> [Short exercise]:
Only lines holding the word "this" should be copied from the material.
_ _ _ _
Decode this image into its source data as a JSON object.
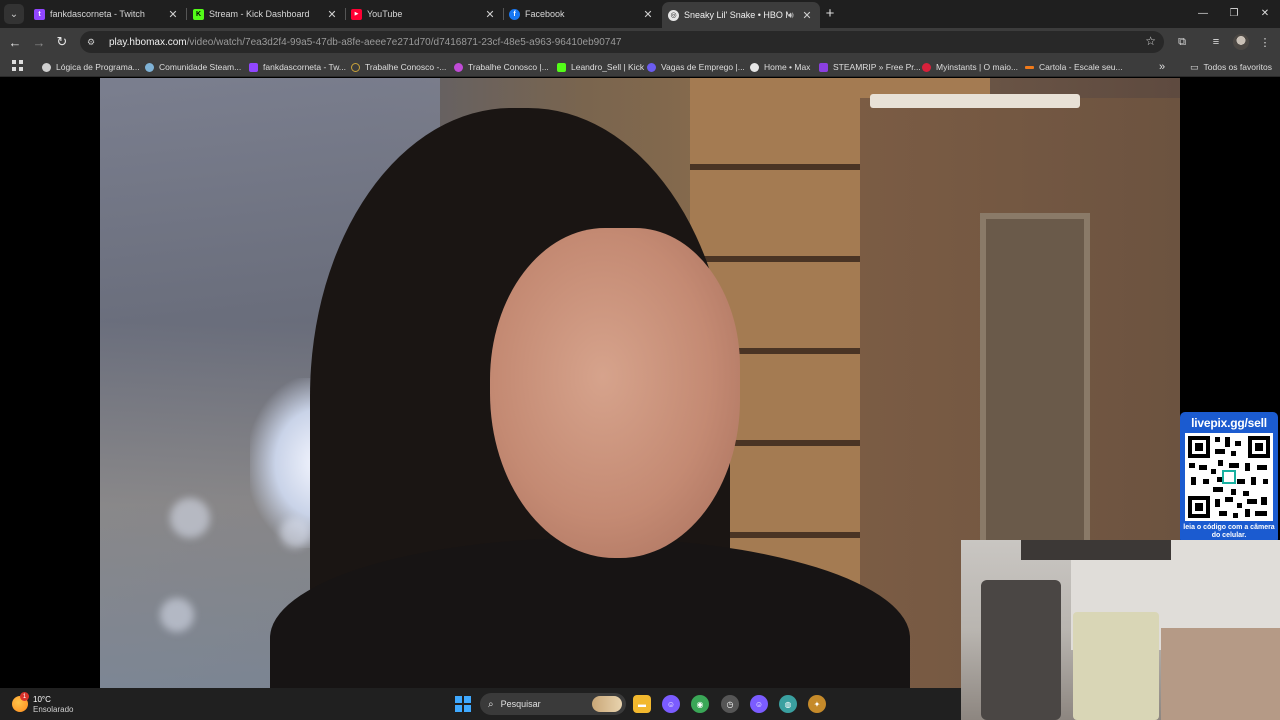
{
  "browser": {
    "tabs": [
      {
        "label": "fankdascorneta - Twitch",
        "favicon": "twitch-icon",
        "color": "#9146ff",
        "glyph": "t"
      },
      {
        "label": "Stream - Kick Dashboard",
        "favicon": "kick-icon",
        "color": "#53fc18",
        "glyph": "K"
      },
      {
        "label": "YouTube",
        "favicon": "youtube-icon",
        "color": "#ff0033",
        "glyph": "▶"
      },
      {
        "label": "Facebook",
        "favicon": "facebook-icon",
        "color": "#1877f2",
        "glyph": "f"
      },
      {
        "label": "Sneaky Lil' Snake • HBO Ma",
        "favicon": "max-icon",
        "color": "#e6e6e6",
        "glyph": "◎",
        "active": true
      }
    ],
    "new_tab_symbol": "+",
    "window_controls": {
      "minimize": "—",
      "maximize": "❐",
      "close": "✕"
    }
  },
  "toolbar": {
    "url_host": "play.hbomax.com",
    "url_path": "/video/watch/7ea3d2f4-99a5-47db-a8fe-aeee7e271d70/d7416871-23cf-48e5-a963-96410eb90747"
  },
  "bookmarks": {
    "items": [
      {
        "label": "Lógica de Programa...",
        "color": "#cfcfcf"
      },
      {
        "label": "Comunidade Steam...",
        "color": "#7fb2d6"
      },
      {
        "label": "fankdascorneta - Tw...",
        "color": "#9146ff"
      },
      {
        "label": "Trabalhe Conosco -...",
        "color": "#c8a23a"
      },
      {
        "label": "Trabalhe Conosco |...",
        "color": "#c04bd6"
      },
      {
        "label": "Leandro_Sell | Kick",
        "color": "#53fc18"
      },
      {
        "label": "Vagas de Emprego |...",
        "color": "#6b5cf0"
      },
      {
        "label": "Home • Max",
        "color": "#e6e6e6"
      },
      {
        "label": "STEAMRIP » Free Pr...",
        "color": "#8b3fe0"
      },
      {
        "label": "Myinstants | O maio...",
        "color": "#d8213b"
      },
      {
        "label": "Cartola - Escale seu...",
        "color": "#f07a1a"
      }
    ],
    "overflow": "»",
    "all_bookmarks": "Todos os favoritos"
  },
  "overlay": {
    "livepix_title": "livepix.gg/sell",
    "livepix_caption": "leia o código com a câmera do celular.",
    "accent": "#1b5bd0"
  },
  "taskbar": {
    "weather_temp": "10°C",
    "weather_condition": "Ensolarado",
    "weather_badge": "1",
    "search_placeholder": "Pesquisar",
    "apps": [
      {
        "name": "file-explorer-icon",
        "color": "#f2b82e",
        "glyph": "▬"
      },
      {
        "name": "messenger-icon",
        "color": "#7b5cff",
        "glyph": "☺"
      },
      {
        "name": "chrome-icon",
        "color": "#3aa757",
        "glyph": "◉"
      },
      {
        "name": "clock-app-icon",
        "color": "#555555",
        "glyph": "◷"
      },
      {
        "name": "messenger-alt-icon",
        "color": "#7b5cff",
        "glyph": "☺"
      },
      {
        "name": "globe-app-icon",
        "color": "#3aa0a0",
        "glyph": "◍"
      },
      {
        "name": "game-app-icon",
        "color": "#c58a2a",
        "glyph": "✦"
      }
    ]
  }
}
_ _ _ _
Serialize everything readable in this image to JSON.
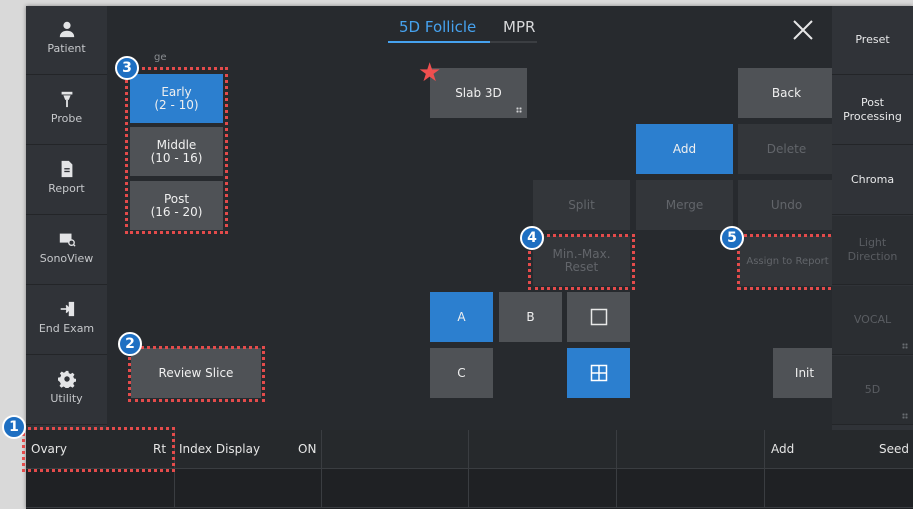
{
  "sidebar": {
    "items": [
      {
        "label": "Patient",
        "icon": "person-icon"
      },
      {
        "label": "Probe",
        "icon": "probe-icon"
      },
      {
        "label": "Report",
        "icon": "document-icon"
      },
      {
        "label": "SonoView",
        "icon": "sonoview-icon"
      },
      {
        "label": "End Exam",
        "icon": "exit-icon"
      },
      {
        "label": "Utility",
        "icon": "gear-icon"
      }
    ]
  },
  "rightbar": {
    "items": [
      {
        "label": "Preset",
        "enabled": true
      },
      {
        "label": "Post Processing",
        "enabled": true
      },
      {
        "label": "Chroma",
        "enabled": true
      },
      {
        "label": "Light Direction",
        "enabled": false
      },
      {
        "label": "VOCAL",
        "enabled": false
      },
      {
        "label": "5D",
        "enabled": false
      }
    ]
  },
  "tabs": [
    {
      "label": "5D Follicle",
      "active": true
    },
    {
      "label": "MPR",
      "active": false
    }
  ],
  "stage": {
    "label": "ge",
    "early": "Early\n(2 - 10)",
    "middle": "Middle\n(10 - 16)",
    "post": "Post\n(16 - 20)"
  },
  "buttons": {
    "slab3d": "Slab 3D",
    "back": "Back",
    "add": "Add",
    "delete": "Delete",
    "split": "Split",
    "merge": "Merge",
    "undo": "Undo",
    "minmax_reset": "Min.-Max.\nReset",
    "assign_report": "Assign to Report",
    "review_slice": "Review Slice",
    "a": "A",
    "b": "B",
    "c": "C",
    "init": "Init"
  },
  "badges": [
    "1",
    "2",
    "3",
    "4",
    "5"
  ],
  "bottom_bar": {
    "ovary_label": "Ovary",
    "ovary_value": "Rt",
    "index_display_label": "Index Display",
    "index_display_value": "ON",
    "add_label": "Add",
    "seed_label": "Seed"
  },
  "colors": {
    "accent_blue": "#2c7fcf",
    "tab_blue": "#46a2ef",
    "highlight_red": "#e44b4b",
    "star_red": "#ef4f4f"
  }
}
_ _ _ _
> [Written response]:
Decode this image into its source data as a JSON object.
Serialize everything readable in this image to JSON.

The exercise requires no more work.